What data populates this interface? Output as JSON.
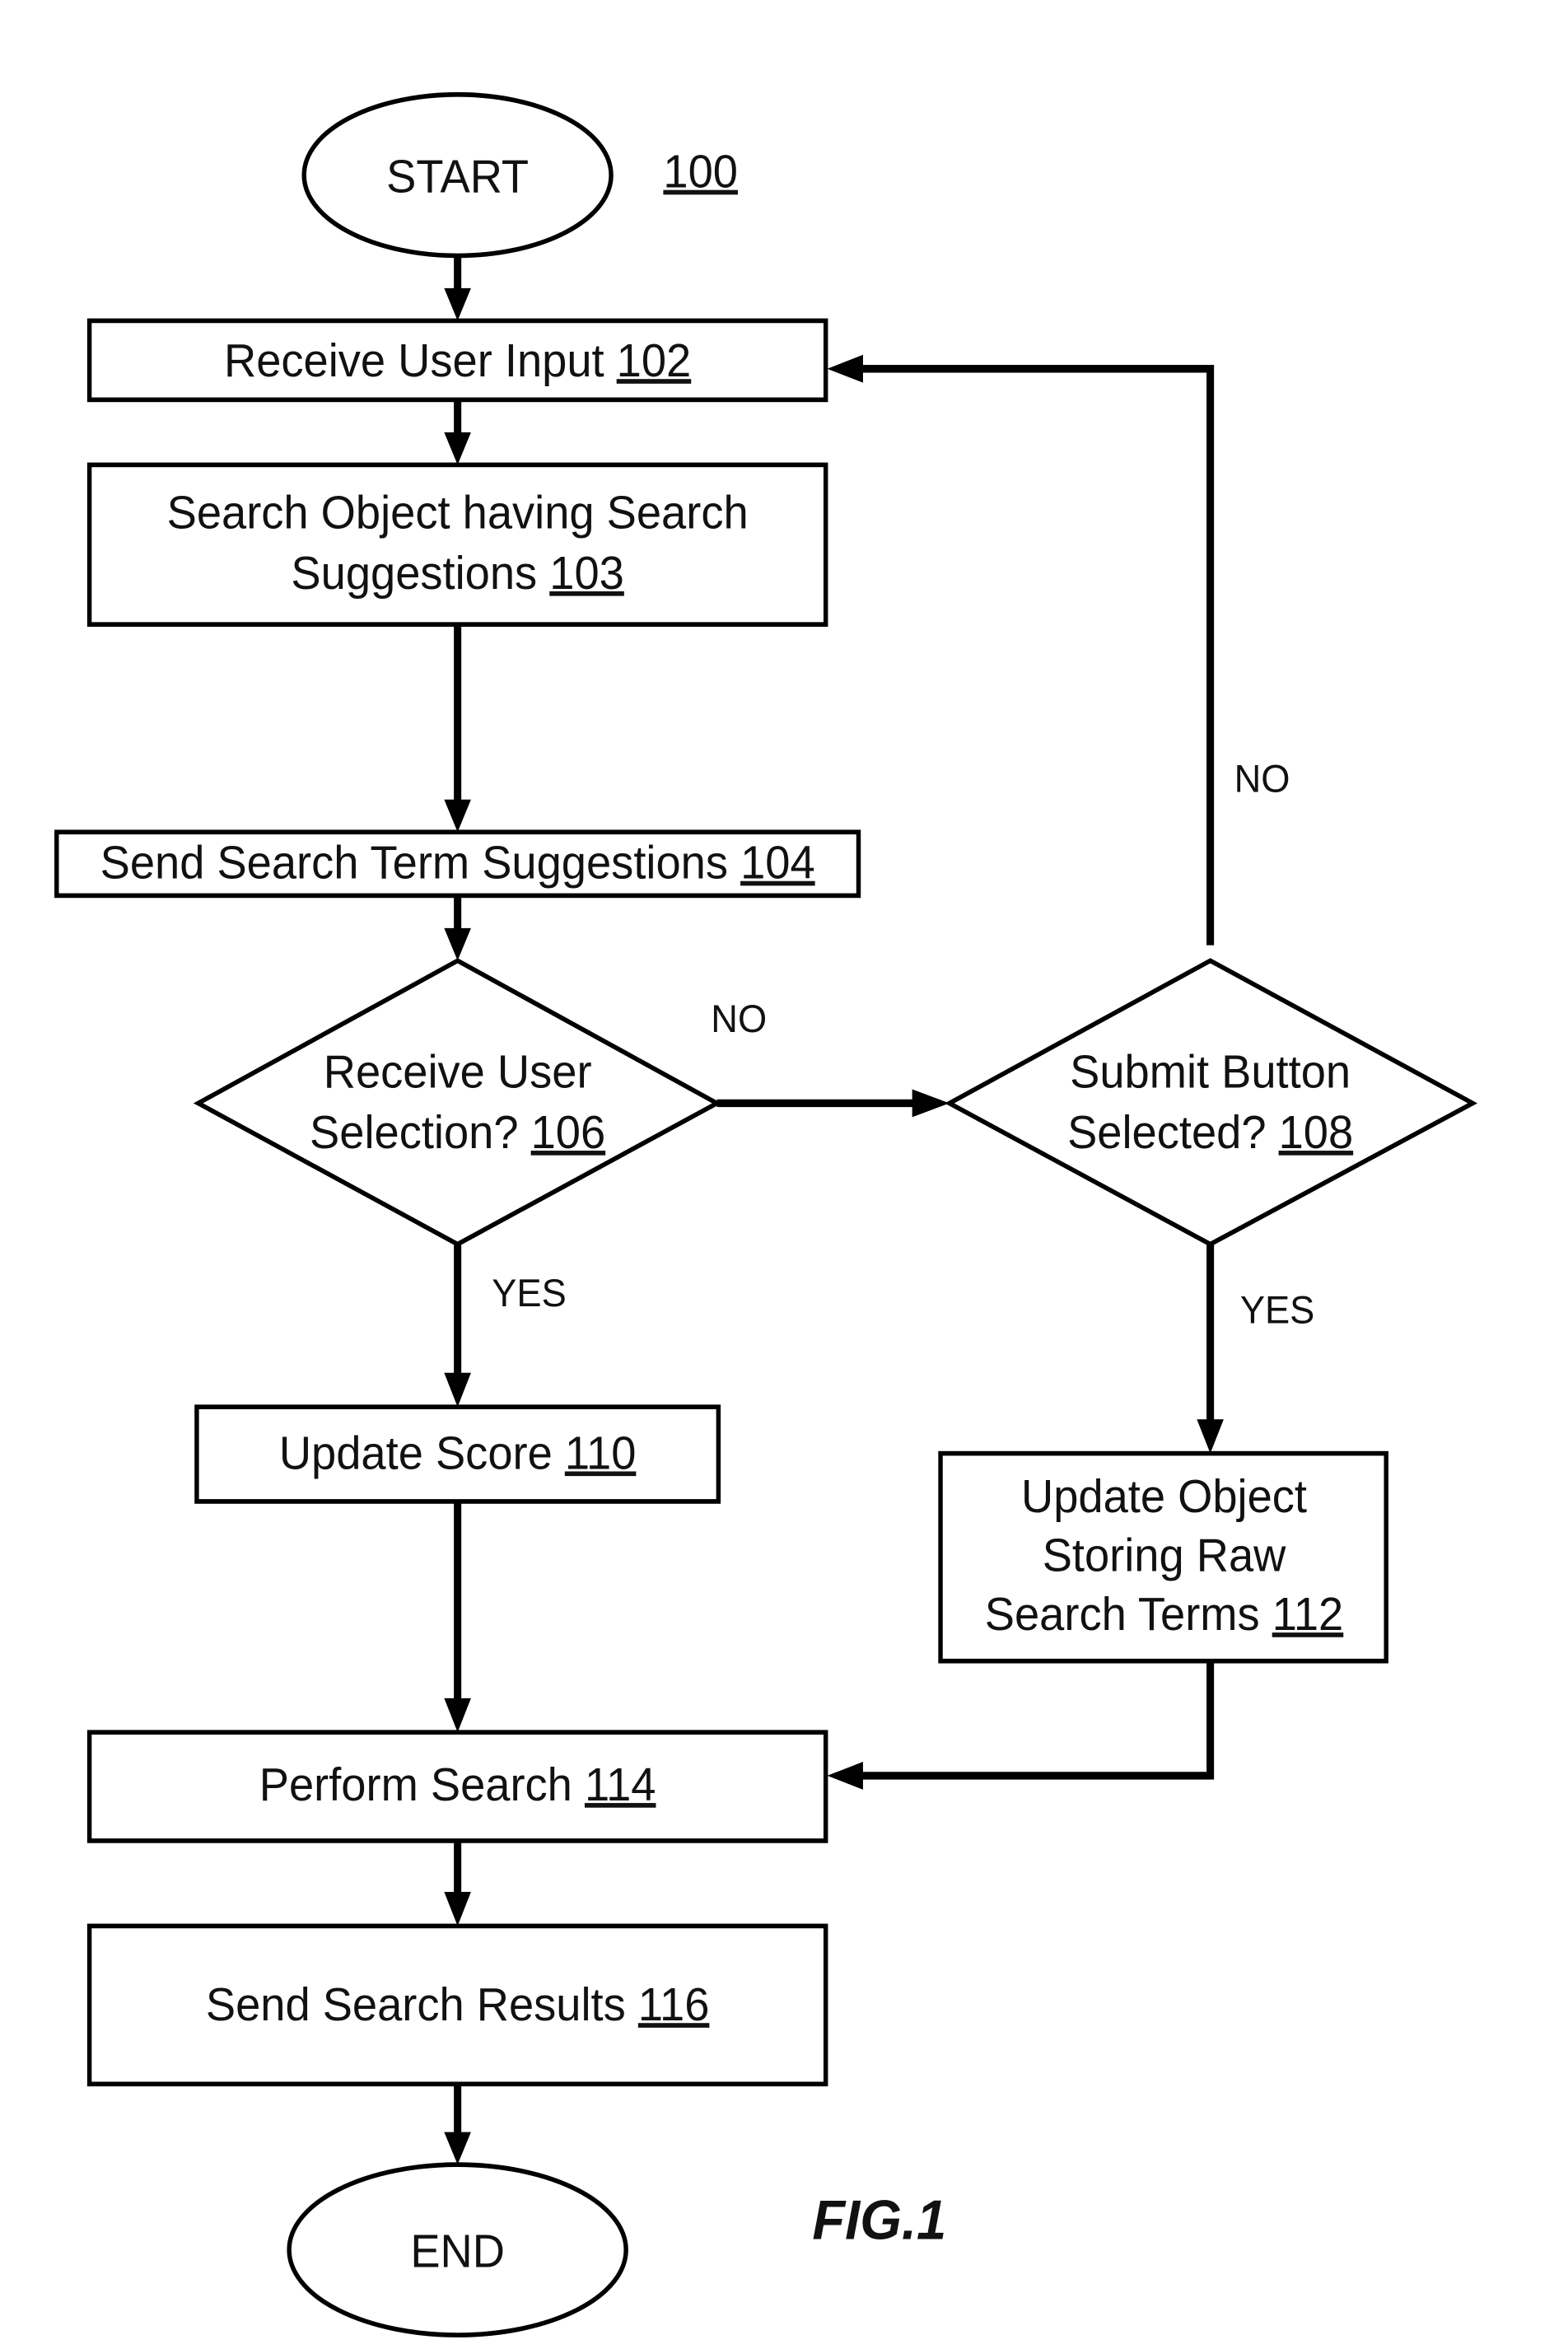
{
  "diagram": {
    "ref": "100",
    "figure_label": "FIG.1",
    "nodes": {
      "start": {
        "text": "START"
      },
      "n102": {
        "text": "Receive User Input ",
        "ref": "102"
      },
      "n103": {
        "line1": "Search Object having Search",
        "line2": "Suggestions ",
        "ref": "103"
      },
      "n104": {
        "text": "Send Search Term Suggestions ",
        "ref": "104"
      },
      "n106": {
        "line1": "Receive User",
        "line2": "Selection? ",
        "ref": "106"
      },
      "n108": {
        "line1": "Submit Button",
        "line2": "Selected? ",
        "ref": "108"
      },
      "n110": {
        "text": "Update Score ",
        "ref": "110"
      },
      "n112": {
        "line1": "Update Object",
        "line2": "Storing Raw",
        "line3": "Search Terms ",
        "ref": "112"
      },
      "n114": {
        "text": "Perform Search ",
        "ref": "114"
      },
      "n116": {
        "text": "Send Search Results ",
        "ref": "116"
      },
      "end": {
        "text": "END"
      }
    },
    "edge_labels": {
      "n106_no": "NO",
      "n106_yes": "YES",
      "n108_no": "NO",
      "n108_yes": "YES"
    }
  }
}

▶ _GIVEN REQUEST_
Output every entry verbatim. Pictures do not belong in the copy.

▶ _REPLY_
What data populates this interface? Output as JSON.
{
  "diagram": {
    "ref": "100",
    "figure_label": "FIG.1",
    "nodes": {
      "start": {
        "text": "START"
      },
      "n102": {
        "text": "Receive User Input ",
        "ref": "102"
      },
      "n103": {
        "line1": "Search Object having Search",
        "line2": "Suggestions ",
        "ref": "103"
      },
      "n104": {
        "text": "Send Search Term Suggestions ",
        "ref": "104"
      },
      "n106": {
        "line1": "Receive User",
        "line2": "Selection? ",
        "ref": "106"
      },
      "n108": {
        "line1": "Submit Button",
        "line2": "Selected? ",
        "ref": "108"
      },
      "n110": {
        "text": "Update Score ",
        "ref": "110"
      },
      "n112": {
        "line1": "Update Object",
        "line2": "Storing Raw",
        "line3": "Search Terms ",
        "ref": "112"
      },
      "n114": {
        "text": "Perform Search ",
        "ref": "114"
      },
      "n116": {
        "text": "Send Search Results ",
        "ref": "116"
      },
      "end": {
        "text": "END"
      }
    },
    "edge_labels": {
      "n106_no": "NO",
      "n106_yes": "YES",
      "n108_no": "NO",
      "n108_yes": "YES"
    }
  }
}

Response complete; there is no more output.